The exercise: State how many lines hold the word "American", with no other words.

Recorded data:
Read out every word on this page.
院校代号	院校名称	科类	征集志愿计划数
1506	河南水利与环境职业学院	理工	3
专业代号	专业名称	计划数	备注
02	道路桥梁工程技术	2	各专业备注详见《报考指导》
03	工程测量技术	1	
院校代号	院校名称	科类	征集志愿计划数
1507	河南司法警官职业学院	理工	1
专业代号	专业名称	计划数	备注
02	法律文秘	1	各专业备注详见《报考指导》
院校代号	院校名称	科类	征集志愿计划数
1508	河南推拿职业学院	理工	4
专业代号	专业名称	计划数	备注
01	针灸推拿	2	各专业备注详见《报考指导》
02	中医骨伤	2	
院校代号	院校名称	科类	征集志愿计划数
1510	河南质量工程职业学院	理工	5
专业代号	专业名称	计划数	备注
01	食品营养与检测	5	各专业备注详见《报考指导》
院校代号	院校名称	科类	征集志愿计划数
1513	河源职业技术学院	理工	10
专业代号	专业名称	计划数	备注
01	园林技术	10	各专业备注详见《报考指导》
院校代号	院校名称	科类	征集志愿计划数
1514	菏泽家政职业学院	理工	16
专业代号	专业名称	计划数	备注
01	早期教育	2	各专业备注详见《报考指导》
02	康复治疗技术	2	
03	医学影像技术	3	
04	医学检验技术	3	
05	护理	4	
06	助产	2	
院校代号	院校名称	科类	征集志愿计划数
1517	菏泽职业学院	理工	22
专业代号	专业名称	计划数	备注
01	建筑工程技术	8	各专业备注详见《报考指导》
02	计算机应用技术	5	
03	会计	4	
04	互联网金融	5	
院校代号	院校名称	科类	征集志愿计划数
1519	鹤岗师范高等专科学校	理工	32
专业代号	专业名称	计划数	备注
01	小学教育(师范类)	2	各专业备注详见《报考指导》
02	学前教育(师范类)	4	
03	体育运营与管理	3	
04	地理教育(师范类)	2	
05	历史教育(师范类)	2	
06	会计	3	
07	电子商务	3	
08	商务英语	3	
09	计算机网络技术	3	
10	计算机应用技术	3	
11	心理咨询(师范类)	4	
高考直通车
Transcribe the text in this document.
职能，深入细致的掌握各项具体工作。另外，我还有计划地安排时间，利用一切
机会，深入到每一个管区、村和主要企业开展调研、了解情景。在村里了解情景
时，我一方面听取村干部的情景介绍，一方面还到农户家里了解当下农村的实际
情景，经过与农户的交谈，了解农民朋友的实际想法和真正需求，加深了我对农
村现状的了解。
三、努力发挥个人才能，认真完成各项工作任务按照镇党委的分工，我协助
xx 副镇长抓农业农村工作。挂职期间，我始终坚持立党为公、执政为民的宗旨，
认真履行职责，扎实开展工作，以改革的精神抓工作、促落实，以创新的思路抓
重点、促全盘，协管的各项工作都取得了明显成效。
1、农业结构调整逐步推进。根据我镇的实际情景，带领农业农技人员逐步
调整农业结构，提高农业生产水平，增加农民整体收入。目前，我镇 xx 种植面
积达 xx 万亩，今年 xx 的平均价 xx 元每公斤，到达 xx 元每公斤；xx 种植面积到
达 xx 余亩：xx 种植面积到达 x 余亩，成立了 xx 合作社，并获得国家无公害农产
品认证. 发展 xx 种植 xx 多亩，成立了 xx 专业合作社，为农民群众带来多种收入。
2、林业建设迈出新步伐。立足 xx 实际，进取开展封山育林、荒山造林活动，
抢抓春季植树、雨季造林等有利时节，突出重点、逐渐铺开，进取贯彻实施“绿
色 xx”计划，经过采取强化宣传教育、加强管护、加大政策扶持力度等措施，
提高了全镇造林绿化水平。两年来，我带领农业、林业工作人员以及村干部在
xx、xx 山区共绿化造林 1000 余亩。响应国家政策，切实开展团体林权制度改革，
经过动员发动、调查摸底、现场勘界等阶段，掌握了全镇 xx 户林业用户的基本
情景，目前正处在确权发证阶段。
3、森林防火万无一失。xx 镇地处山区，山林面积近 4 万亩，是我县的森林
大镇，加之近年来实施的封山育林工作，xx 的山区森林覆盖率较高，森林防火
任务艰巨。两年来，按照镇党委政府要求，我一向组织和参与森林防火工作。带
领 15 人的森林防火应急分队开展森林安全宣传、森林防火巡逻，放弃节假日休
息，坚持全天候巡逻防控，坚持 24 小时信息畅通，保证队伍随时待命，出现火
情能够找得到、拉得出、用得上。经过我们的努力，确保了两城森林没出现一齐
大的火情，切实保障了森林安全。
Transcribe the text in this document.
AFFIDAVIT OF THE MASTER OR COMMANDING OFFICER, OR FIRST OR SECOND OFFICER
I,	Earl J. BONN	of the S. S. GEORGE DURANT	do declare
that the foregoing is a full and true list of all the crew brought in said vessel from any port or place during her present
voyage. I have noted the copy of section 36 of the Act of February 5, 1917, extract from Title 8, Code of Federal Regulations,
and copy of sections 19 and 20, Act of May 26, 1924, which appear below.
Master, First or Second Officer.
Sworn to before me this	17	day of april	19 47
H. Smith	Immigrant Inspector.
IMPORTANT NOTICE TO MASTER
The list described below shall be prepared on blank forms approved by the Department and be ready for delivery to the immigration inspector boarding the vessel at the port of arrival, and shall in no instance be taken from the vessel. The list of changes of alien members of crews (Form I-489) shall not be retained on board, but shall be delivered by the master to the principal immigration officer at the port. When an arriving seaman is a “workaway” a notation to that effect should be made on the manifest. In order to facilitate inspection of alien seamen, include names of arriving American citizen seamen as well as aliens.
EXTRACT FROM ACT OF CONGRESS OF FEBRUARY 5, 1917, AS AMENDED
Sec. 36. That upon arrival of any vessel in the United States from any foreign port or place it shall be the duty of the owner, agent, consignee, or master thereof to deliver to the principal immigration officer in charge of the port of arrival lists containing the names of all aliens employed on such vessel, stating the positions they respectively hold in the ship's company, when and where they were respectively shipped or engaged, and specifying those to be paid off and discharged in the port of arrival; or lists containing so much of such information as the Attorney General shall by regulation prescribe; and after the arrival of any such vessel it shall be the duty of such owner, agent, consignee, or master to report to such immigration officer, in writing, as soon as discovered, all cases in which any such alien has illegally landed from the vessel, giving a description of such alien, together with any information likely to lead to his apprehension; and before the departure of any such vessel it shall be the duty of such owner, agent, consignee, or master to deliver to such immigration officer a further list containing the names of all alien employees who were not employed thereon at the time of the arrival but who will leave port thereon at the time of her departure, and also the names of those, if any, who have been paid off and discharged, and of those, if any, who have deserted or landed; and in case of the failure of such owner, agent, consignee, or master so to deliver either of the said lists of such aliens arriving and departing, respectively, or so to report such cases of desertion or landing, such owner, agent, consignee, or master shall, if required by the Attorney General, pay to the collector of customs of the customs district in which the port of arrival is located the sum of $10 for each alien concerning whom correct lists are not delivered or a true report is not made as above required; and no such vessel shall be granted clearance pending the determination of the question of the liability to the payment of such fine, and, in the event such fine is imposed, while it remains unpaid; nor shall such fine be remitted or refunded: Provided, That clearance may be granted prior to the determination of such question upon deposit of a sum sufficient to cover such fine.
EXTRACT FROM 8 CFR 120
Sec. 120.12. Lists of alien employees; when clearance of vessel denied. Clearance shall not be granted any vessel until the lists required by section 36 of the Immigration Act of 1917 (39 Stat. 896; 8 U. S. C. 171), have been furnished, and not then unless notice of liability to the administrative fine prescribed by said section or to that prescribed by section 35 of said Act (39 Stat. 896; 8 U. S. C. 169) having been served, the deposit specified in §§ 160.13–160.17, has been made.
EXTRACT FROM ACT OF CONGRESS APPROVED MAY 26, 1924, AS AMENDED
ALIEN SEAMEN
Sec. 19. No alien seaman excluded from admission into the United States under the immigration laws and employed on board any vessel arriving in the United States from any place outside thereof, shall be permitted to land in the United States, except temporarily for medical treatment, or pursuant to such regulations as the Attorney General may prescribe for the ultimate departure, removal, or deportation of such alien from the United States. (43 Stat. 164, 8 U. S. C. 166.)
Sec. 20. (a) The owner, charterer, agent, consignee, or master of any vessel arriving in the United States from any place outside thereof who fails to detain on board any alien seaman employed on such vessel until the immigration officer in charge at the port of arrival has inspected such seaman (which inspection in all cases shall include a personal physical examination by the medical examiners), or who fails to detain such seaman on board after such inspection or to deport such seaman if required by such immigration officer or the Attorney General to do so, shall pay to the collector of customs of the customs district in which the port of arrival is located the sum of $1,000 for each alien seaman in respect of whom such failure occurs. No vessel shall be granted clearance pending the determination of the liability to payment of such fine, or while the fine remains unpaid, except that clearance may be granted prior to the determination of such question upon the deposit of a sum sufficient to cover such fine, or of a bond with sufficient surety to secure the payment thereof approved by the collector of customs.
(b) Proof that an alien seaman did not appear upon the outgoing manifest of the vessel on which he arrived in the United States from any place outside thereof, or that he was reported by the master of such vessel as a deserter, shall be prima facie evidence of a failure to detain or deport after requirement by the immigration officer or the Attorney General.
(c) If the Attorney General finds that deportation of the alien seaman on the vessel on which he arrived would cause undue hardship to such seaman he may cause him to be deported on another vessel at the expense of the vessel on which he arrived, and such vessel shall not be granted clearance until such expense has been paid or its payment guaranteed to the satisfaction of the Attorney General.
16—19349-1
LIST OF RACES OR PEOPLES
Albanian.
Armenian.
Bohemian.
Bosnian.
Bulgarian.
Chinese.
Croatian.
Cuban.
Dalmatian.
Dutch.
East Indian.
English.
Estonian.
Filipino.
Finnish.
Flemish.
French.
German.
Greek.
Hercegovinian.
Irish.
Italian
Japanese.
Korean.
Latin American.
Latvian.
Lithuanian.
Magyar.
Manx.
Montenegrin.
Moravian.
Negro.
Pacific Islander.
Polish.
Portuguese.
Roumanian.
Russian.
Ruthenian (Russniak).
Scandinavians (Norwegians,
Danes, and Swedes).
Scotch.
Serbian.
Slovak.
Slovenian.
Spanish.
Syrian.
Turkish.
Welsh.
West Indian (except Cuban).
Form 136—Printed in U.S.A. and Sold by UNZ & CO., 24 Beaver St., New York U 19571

Output: 2